__To do__
Each line containing the word "等效电阻" should be found and copied.

__Information given__
++++

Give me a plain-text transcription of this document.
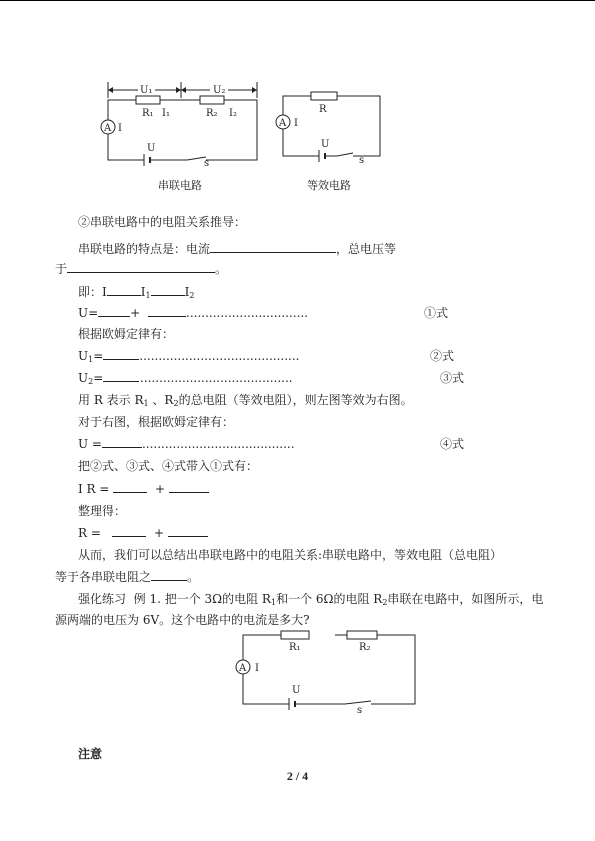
U₁	U₂
A I
U
s
R₁ I₁	R₂ I₂
串联电路
R
A I
U
s
等效电路
②串联电路中的电阻关系推导：
串联电路的特点是：电流	，总电压等
于	。
即：I	$I_1$	$I_2$
U=	+	................................	①式
根据欧姆定律有：
$U_1=$	..........................................	②式
$U_2=$	........................................	③式
用 R 表示 $R_1$ 、$R_2$的总电阻（等效电阻），则左图等效为右图。
对于右图，根据欧姆定律有：
U =	........................................	④式
把②式、③式、④式带入①式有：
I R =	+
整理得：
R =	+
从而，我们可以总结出串联电路中的电阻关系:串联电路中，等效电阻（总电阻）
等于各串联电阻之	。
强化练习  例 1. 把一个 3Ω的电阻 $R_1$和一个 6Ω的电阻 $R_2$串联在电路中，如图所示，电
源两端的电压为 6V。这个电路中的电流是多大?
R₁	R₂
A I
U
s
注意
2 / 4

++++

__Answer to the exercise__
用 R 表示 $R_1$ 、$R_2$的总电阻（等效电阻），则左图等效为右图。
从而，我们可以总结出串联电路中的电阻关系:串联电路中，等效电阻（总电阻）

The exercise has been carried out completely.